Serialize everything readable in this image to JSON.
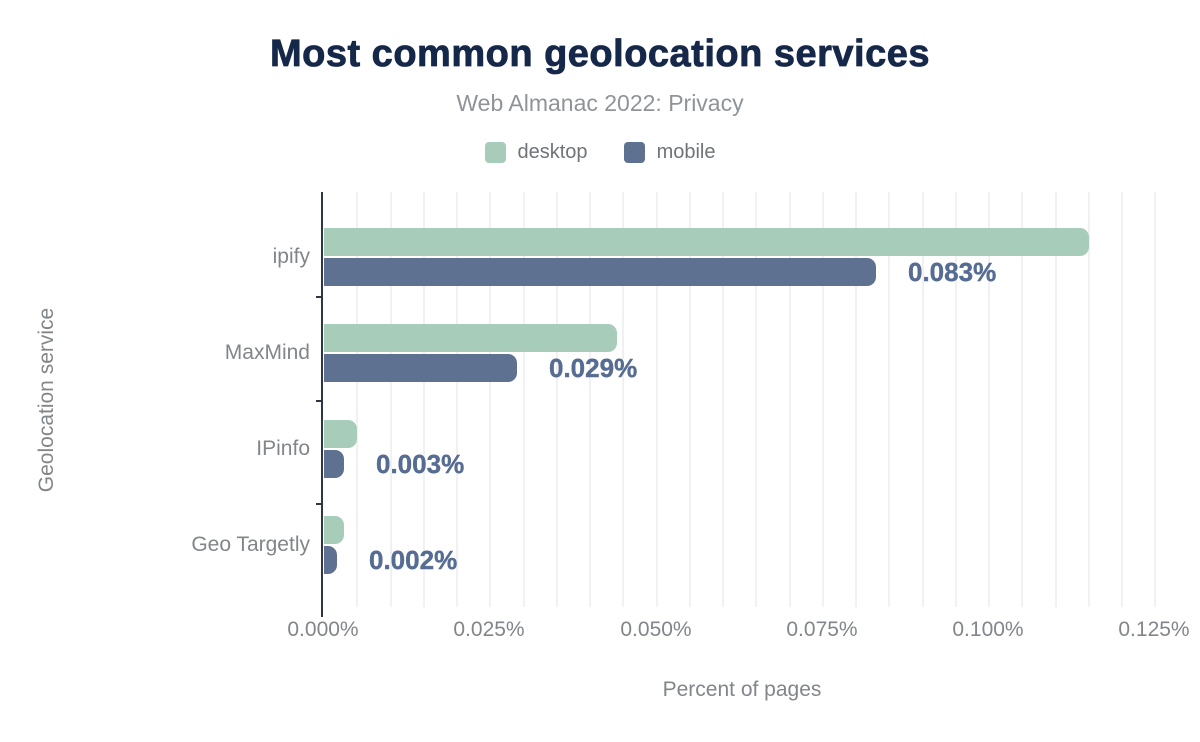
{
  "title": "Most common geolocation services",
  "subtitle": "Web Almanac 2022: Privacy",
  "colors": {
    "title": "#16284a",
    "desktop": "#a8ccba",
    "mobile": "#5f7191",
    "value_label": "#566c93",
    "axis_line": "#2f3542",
    "gridline": "#f1f1f2",
    "axis_text": "#82868a"
  },
  "chart_data": {
    "type": "bar",
    "orientation": "horizontal",
    "title": "Most common geolocation services",
    "subtitle": "Web Almanac 2022: Privacy",
    "categories": [
      "ipify",
      "MaxMind",
      "IPinfo",
      "Geo Targetly"
    ],
    "series": [
      {
        "name": "desktop",
        "color": "#a8ccba",
        "values": [
          0.115,
          0.044,
          0.005,
          0.003
        ]
      },
      {
        "name": "mobile",
        "color": "#5f7191",
        "values": [
          0.083,
          0.029,
          0.003,
          0.002
        ]
      }
    ],
    "value_labels": [
      "0.083%",
      "0.029%",
      "0.003%",
      "0.002%"
    ],
    "value_labels_series": "mobile",
    "xlabel": "Percent of pages",
    "ylabel": "Geolocation service",
    "x_ticks": [
      "0.000%",
      "0.025%",
      "0.050%",
      "0.075%",
      "0.100%",
      "0.125%"
    ],
    "x_tick_values": [
      0,
      0.025,
      0.05,
      0.075,
      0.1,
      0.125
    ],
    "xlim": [
      0,
      0.126
    ],
    "minor_grid_step": 0.005,
    "grid": true,
    "legend_position": "top"
  }
}
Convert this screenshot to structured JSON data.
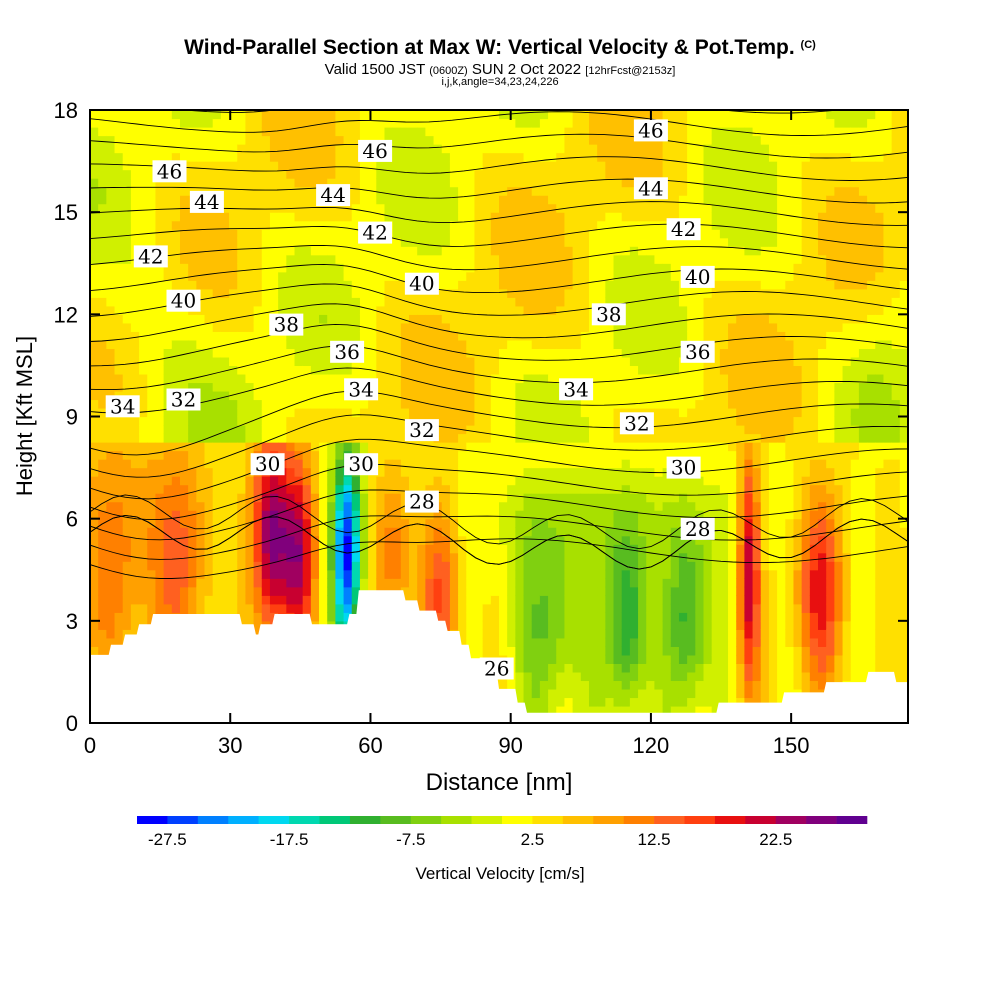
{
  "header": {
    "title": "Wind-Parallel Section at Max W: Vertical Velocity & Pot.Temp.",
    "copyright": "(C)",
    "subtitle_a": "Valid 1500 JST",
    "subtitle_b": "(0600Z)",
    "subtitle_c": "SUN 2 Oct 2022",
    "subtitle_d": "[12hrFcst@2153z]",
    "note": "i,j,k,angle=34,23,24,226"
  },
  "chart_data": {
    "type": "heatmap",
    "title": "Wind-Parallel Section at Max W: Vertical Velocity & Pot.Temp.",
    "xlabel": "Distance [nm]",
    "ylabel": "Height [Kft MSL]",
    "xlim": [
      0,
      175
    ],
    "ylim": [
      0,
      18
    ],
    "x_ticks": [
      "0",
      "30",
      "60",
      "90",
      "120",
      "150"
    ],
    "x_tick_values": [
      0,
      30,
      60,
      90,
      120,
      150
    ],
    "y_ticks": [
      "0",
      "3",
      "6",
      "9",
      "12",
      "15",
      "18"
    ],
    "y_tick_values": [
      0,
      3,
      6,
      9,
      12,
      15,
      18
    ],
    "colorbar": {
      "label": "Vertical Velocity [cm/s]",
      "min": -30,
      "max": 30,
      "step": 2.5,
      "tick_labels": [
        "-27.5",
        "-17.5",
        "-7.5",
        "2.5",
        "12.5",
        "22.5"
      ],
      "tick_values": [
        -27.5,
        -17.5,
        -7.5,
        2.5,
        12.5,
        22.5
      ],
      "colors": [
        "#0000ff",
        "#0040ff",
        "#0080ff",
        "#00b0ff",
        "#00d8f0",
        "#00d8b0",
        "#00c878",
        "#30b030",
        "#58bc20",
        "#80d010",
        "#a8e000",
        "#d0f000",
        "#ffff00",
        "#ffe000",
        "#ffc000",
        "#ffa000",
        "#ff8000",
        "#ff6020",
        "#ff4010",
        "#e81010",
        "#c80030",
        "#a00060",
        "#80007c",
        "#600090"
      ]
    },
    "contour_field": "Potential Temperature",
    "contour_labels": [
      {
        "text": "46",
        "x": 17,
        "y": 16.2
      },
      {
        "text": "46",
        "x": 61,
        "y": 16.8
      },
      {
        "text": "46",
        "x": 120,
        "y": 17.4
      },
      {
        "text": "44",
        "x": 25,
        "y": 15.3
      },
      {
        "text": "44",
        "x": 52,
        "y": 15.5
      },
      {
        "text": "44",
        "x": 120,
        "y": 15.7
      },
      {
        "text": "42",
        "x": 13,
        "y": 13.7
      },
      {
        "text": "42",
        "x": 61,
        "y": 14.4
      },
      {
        "text": "42",
        "x": 127,
        "y": 14.5
      },
      {
        "text": "40",
        "x": 20,
        "y": 12.4
      },
      {
        "text": "40",
        "x": 71,
        "y": 12.9
      },
      {
        "text": "40",
        "x": 130,
        "y": 13.1
      },
      {
        "text": "38",
        "x": 42,
        "y": 11.7
      },
      {
        "text": "38",
        "x": 111,
        "y": 12.0
      },
      {
        "text": "36",
        "x": 55,
        "y": 10.9
      },
      {
        "text": "36",
        "x": 130,
        "y": 10.9
      },
      {
        "text": "34",
        "x": 7,
        "y": 9.3
      },
      {
        "text": "34",
        "x": 58,
        "y": 9.8
      },
      {
        "text": "34",
        "x": 104,
        "y": 9.8
      },
      {
        "text": "32",
        "x": 20,
        "y": 9.5
      },
      {
        "text": "32",
        "x": 71,
        "y": 8.6
      },
      {
        "text": "32",
        "x": 117,
        "y": 8.8
      },
      {
        "text": "30",
        "x": 38,
        "y": 7.6
      },
      {
        "text": "30",
        "x": 58,
        "y": 7.6
      },
      {
        "text": "30",
        "x": 127,
        "y": 7.5
      },
      {
        "text": "28",
        "x": 71,
        "y": 6.5
      },
      {
        "text": "28",
        "x": 130,
        "y": 5.7
      },
      {
        "text": "26",
        "x": 87,
        "y": 1.6
      }
    ]
  }
}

####################

◆ **Your instructions**
Repeat the listing above exactly, with no pictures.

◆ **Exercise response**
Serialize everything readable in this image to JSON.
{
  "title": "Most common geolocation services",
  "subtitle": "Web Almanac 2022: Privacy",
  "colors": {
    "title": "#16284a",
    "desktop": "#a8ccba",
    "mobile": "#5f7191",
    "value_label": "#566c93",
    "axis_line": "#2f3542",
    "gridline": "#f1f1f2",
    "axis_text": "#82868a"
  },
  "chart_data": {
    "type": "bar",
    "orientation": "horizontal",
    "title": "Most common geolocation services",
    "subtitle": "Web Almanac 2022: Privacy",
    "categories": [
      "ipify",
      "MaxMind",
      "IPinfo",
      "Geo Targetly"
    ],
    "series": [
      {
        "name": "desktop",
        "color": "#a8ccba",
        "values": [
          0.115,
          0.044,
          0.005,
          0.003
        ]
      },
      {
        "name": "mobile",
        "color": "#5f7191",
        "values": [
          0.083,
          0.029,
          0.003,
          0.002
        ]
      }
    ],
    "value_labels": [
      "0.083%",
      "0.029%",
      "0.003%",
      "0.002%"
    ],
    "value_labels_series": "mobile",
    "xlabel": "Percent of pages",
    "ylabel": "Geolocation service",
    "x_ticks": [
      "0.000%",
      "0.025%",
      "0.050%",
      "0.075%",
      "0.100%",
      "0.125%"
    ],
    "x_tick_values": [
      0,
      0.025,
      0.05,
      0.075,
      0.1,
      0.125
    ],
    "xlim": [
      0,
      0.126
    ],
    "minor_grid_step": 0.005,
    "grid": true,
    "legend_position": "top"
  }
}
Convert this screenshot to structured JSON data.
{
  "header": {
    "title": "Wind-Parallel Section at Max W: Vertical Velocity & Pot.Temp.",
    "copyright": "(C)",
    "subtitle_a": "Valid 1500 JST",
    "subtitle_b": "(0600Z)",
    "subtitle_c": "SUN 2 Oct 2022",
    "subtitle_d": "[12hrFcst@2153z]",
    "note": "i,j,k,angle=34,23,24,226"
  },
  "chart_data": {
    "type": "heatmap",
    "title": "Wind-Parallel Section at Max W: Vertical Velocity & Pot.Temp.",
    "xlabel": "Distance [nm]",
    "ylabel": "Height [Kft MSL]",
    "xlim": [
      0,
      175
    ],
    "ylim": [
      0,
      18
    ],
    "x_ticks": [
      "0",
      "30",
      "60",
      "90",
      "120",
      "150"
    ],
    "x_tick_values": [
      0,
      30,
      60,
      90,
      120,
      150
    ],
    "y_ticks": [
      "0",
      "3",
      "6",
      "9",
      "12",
      "15",
      "18"
    ],
    "y_tick_values": [
      0,
      3,
      6,
      9,
      12,
      15,
      18
    ],
    "colorbar": {
      "label": "Vertical Velocity [cm/s]",
      "min": -30,
      "max": 30,
      "step": 2.5,
      "tick_labels": [
        "-27.5",
        "-17.5",
        "-7.5",
        "2.5",
        "12.5",
        "22.5"
      ],
      "tick_values": [
        -27.5,
        -17.5,
        -7.5,
        2.5,
        12.5,
        22.5
      ],
      "colors": [
        "#0000ff",
        "#0040ff",
        "#0080ff",
        "#00b0ff",
        "#00d8f0",
        "#00d8b0",
        "#00c878",
        "#30b030",
        "#58bc20",
        "#80d010",
        "#a8e000",
        "#d0f000",
        "#ffff00",
        "#ffe000",
        "#ffc000",
        "#ffa000",
        "#ff8000",
        "#ff6020",
        "#ff4010",
        "#e81010",
        "#c80030",
        "#a00060",
        "#80007c",
        "#600090"
      ]
    },
    "contour_field": "Potential Temperature",
    "contour_labels": [
      {
        "text": "46",
        "x": 17,
        "y": 16.2
      },
      {
        "text": "46",
        "x": 61,
        "y": 16.8
      },
      {
        "text": "46",
        "x": 120,
        "y": 17.4
      },
      {
        "text": "44",
        "x": 25,
        "y": 15.3
      },
      {
        "text": "44",
        "x": 52,
        "y": 15.5
      },
      {
        "text": "44",
        "x": 120,
        "y": 15.7
      },
      {
        "text": "42",
        "x": 13,
        "y": 13.7
      },
      {
        "text": "42",
        "x": 61,
        "y": 14.4
      },
      {
        "text": "42",
        "x": 127,
        "y": 14.5
      },
      {
        "text": "40",
        "x": 20,
        "y": 12.4
      },
      {
        "text": "40",
        "x": 71,
        "y": 12.9
      },
      {
        "text": "40",
        "x": 130,
        "y": 13.1
      },
      {
        "text": "38",
        "x": 42,
        "y": 11.7
      },
      {
        "text": "38",
        "x": 111,
        "y": 12.0
      },
      {
        "text": "36",
        "x": 55,
        "y": 10.9
      },
      {
        "text": "36",
        "x": 130,
        "y": 10.9
      },
      {
        "text": "34",
        "x": 7,
        "y": 9.3
      },
      {
        "text": "34",
        "x": 58,
        "y": 9.8
      },
      {
        "text": "34",
        "x": 104,
        "y": 9.8
      },
      {
        "text": "32",
        "x": 20,
        "y": 9.5
      },
      {
        "text": "32",
        "x": 71,
        "y": 8.6
      },
      {
        "text": "32",
        "x": 117,
        "y": 8.8
      },
      {
        "text": "30",
        "x": 38,
        "y": 7.6
      },
      {
        "text": "30",
        "x": 58,
        "y": 7.6
      },
      {
        "text": "30",
        "x": 127,
        "y": 7.5
      },
      {
        "text": "28",
        "x": 71,
        "y": 6.5
      },
      {
        "text": "28",
        "x": 130,
        "y": 5.7
      },
      {
        "text": "26",
        "x": 87,
        "y": 1.6
      }
    ]
  }
}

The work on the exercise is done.